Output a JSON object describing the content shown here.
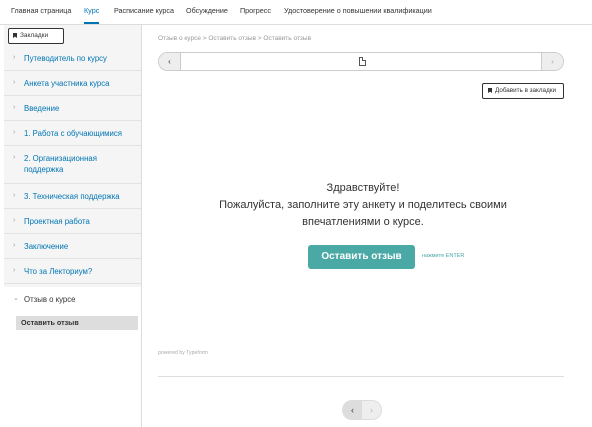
{
  "topnav": {
    "tabs": [
      {
        "label": "Главная страница"
      },
      {
        "label": "Курс"
      },
      {
        "label": "Расписание курса"
      },
      {
        "label": "Обсуждение"
      },
      {
        "label": "Прогресс"
      },
      {
        "label": "Удостоверение о повышении квалификации"
      }
    ]
  },
  "sidebar": {
    "bookmarks_label": "Закладки",
    "items": [
      {
        "label": "Путеводитель по курсу"
      },
      {
        "label": "Анкета участника курса"
      },
      {
        "label": "Введение"
      },
      {
        "label": "1. Работа с обучающимися"
      },
      {
        "label": "2. Организационная поддержка"
      },
      {
        "label": "3. Техническая поддержка"
      },
      {
        "label": "Проектная работа"
      },
      {
        "label": "Заключение"
      },
      {
        "label": "Что за Лекториум?"
      },
      {
        "label": "Отзыв о курсе"
      }
    ],
    "active_subitem": "Оставить отзыв"
  },
  "main": {
    "breadcrumb": "Отзыв о курсе > Оставить отзыв > Оставить отзыв",
    "add_bookmark_label": "Добавить в закладки",
    "greeting_line1": "Здравствуйте!",
    "greeting_line2": "Пожалуйста, заполните эту анкету и поделитесь своими",
    "greeting_line3": "впечатлениями о курсе.",
    "cta_label": "Оставить отзыв",
    "cta_hint": "нажмите ENTER",
    "powered_by": "powered by Typeform"
  },
  "colors": {
    "accent": "#0075b4",
    "button": "#4aa8a5"
  }
}
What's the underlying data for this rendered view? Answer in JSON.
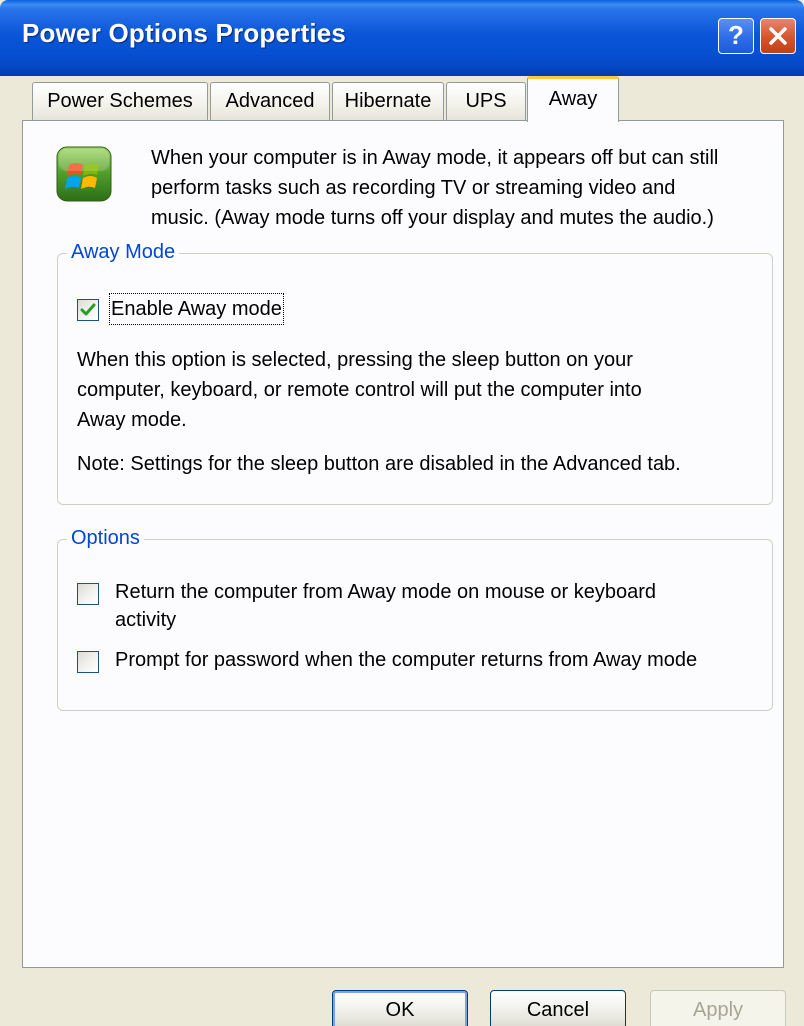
{
  "window": {
    "title": "Power Options Properties"
  },
  "titlebar": {
    "help_label": "?"
  },
  "tabs": [
    {
      "label": "Power Schemes"
    },
    {
      "label": "Advanced"
    },
    {
      "label": "Hibernate"
    },
    {
      "label": "UPS"
    },
    {
      "label": "Away",
      "active": true
    }
  ],
  "intro": {
    "line1": "When your computer is in Away mode, it appears off but can still",
    "line2": "perform tasks such as recording TV or streaming video and",
    "line3": "music. (Away mode turns off your display and mutes the audio.)"
  },
  "away_mode": {
    "group_label": "Away Mode",
    "checkbox_label": "Enable Away mode",
    "checked": true,
    "desc_line1": "When this option is selected, pressing the sleep button on your",
    "desc_line2": "computer, keyboard, or remote control will put the computer into",
    "desc_line3": "Away mode.",
    "note": "Note: Settings for the sleep button are disabled in the Advanced tab."
  },
  "options": {
    "group_label": "Options",
    "return_label_line1": "Return the computer from Away mode on mouse or keyboard",
    "return_label_line2": "activity",
    "return_checked": false,
    "prompt_label": "Prompt for password when the computer returns from Away mode",
    "prompt_checked": false
  },
  "buttons": {
    "ok": "OK",
    "cancel": "Cancel",
    "apply": "Apply"
  },
  "icons": {
    "app_icon": "windows-media-center-icon"
  },
  "colors": {
    "group_label": "#0046d5",
    "titlebar": "#0650d2",
    "tab_highlight": "#ffc83c"
  }
}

+++

# EXERCISE TASK
Reproduce the material in full, word for word, and omit the pictures.

# THE SOLUTION
Output a JSON object describing the content shown here.
{
  "topnav": {
    "tabs": [
      {
        "label": "Главная страница"
      },
      {
        "label": "Курс"
      },
      {
        "label": "Расписание курса"
      },
      {
        "label": "Обсуждение"
      },
      {
        "label": "Прогресс"
      },
      {
        "label": "Удостоверение о повышении квалификации"
      }
    ]
  },
  "sidebar": {
    "bookmarks_label": "Закладки",
    "items": [
      {
        "label": "Путеводитель по курсу"
      },
      {
        "label": "Анкета участника курса"
      },
      {
        "label": "Введение"
      },
      {
        "label": "1. Работа с обучающимися"
      },
      {
        "label": "2. Организационная поддержка"
      },
      {
        "label": "3. Техническая поддержка"
      },
      {
        "label": "Проектная работа"
      },
      {
        "label": "Заключение"
      },
      {
        "label": "Что за Лекториум?"
      },
      {
        "label": "Отзыв о курсе"
      }
    ],
    "active_subitem": "Оставить отзыв"
  },
  "main": {
    "breadcrumb": "Отзыв о курсе > Оставить отзыв > Оставить отзыв",
    "add_bookmark_label": "Добавить в закладки",
    "greeting_line1": "Здравствуйте!",
    "greeting_line2": "Пожалуйста, заполните эту анкету и поделитесь своими",
    "greeting_line3": "впечатлениями о курсе.",
    "cta_label": "Оставить отзыв",
    "cta_hint": "нажмите ENTER",
    "powered_by": "powered by Typeform"
  },
  "colors": {
    "accent": "#0075b4",
    "button": "#4aa8a5"
  }
}
What's the underlying data for this rendered view? Answer in JSON.
{
  "window": {
    "title": "Power Options Properties"
  },
  "titlebar": {
    "help_label": "?"
  },
  "tabs": [
    {
      "label": "Power Schemes"
    },
    {
      "label": "Advanced"
    },
    {
      "label": "Hibernate"
    },
    {
      "label": "UPS"
    },
    {
      "label": "Away",
      "active": true
    }
  ],
  "intro": {
    "line1": "When your computer is in Away mode, it appears off but can still",
    "line2": "perform tasks such as recording TV or streaming video and",
    "line3": "music. (Away mode turns off your display and mutes the audio.)"
  },
  "away_mode": {
    "group_label": "Away Mode",
    "checkbox_label": "Enable Away mode",
    "checked": true,
    "desc_line1": "When this option is selected, pressing the sleep button on your",
    "desc_line2": "computer, keyboard, or remote control will put the computer into",
    "desc_line3": "Away mode.",
    "note": "Note: Settings for the sleep button are disabled in the Advanced tab."
  },
  "options": {
    "group_label": "Options",
    "return_label_line1": "Return the computer from Away mode on mouse or keyboard",
    "return_label_line2": "activity",
    "return_checked": false,
    "prompt_label": "Prompt for password when the computer returns from Away mode",
    "prompt_checked": false
  },
  "buttons": {
    "ok": "OK",
    "cancel": "Cancel",
    "apply": "Apply"
  },
  "icons": {
    "app_icon": "windows-media-center-icon"
  },
  "colors": {
    "group_label": "#0046d5",
    "titlebar": "#0650d2",
    "tab_highlight": "#ffc83c"
  }
}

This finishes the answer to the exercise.